▶ **Task to complete**: Read the records and write them out again exactly.
═══ Information supplied ═══
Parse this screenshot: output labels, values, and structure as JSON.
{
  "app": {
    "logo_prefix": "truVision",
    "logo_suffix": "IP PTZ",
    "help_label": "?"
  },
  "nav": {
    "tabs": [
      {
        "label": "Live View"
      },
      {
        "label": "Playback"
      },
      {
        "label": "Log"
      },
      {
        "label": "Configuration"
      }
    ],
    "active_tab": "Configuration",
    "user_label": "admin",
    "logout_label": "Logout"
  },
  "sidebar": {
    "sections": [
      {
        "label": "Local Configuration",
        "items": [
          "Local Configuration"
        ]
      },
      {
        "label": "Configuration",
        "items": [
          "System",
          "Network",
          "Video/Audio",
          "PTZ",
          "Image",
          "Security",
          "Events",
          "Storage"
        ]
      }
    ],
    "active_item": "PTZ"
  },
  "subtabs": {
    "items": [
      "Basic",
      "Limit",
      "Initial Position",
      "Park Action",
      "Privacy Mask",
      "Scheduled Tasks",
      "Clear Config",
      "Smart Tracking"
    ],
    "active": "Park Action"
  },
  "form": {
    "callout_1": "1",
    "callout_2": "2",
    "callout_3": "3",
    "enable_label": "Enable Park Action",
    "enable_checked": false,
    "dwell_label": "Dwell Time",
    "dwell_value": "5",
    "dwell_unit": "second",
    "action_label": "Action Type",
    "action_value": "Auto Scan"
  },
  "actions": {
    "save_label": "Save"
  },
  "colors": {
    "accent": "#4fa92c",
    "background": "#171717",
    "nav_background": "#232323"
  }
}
═══
▶ **Complete output**:
Parse this screenshot: output labels, values, and structure as JSON.
{
  "app": {
    "logo_prefix": "truVision",
    "logo_suffix": "IP PTZ",
    "help_label": "?"
  },
  "nav": {
    "tabs": [
      {
        "label": "Live View"
      },
      {
        "label": "Playback"
      },
      {
        "label": "Log"
      },
      {
        "label": "Configuration"
      }
    ],
    "active_tab": "Configuration",
    "user_label": "admin",
    "logout_label": "Logout"
  },
  "sidebar": {
    "sections": [
      {
        "label": "Local Configuration",
        "items": [
          "Local Configuration"
        ]
      },
      {
        "label": "Configuration",
        "items": [
          "System",
          "Network",
          "Video/Audio",
          "PTZ",
          "Image",
          "Security",
          "Events",
          "Storage"
        ]
      }
    ],
    "active_item": "PTZ"
  },
  "subtabs": {
    "items": [
      "Basic",
      "Limit",
      "Initial Position",
      "Park Action",
      "Privacy Mask",
      "Scheduled Tasks",
      "Clear Config",
      "Smart Tracking"
    ],
    "active": "Park Action"
  },
  "form": {
    "callout_1": "1",
    "callout_2": "2",
    "callout_3": "3",
    "enable_label": "Enable Park Action",
    "enable_checked": false,
    "dwell_label": "Dwell Time",
    "dwell_value": "5",
    "dwell_unit": "second",
    "action_label": "Action Type",
    "action_value": "Auto Scan"
  },
  "actions": {
    "save_label": "Save"
  },
  "colors": {
    "accent": "#4fa92c",
    "background": "#171717",
    "nav_background": "#232323"
  }
}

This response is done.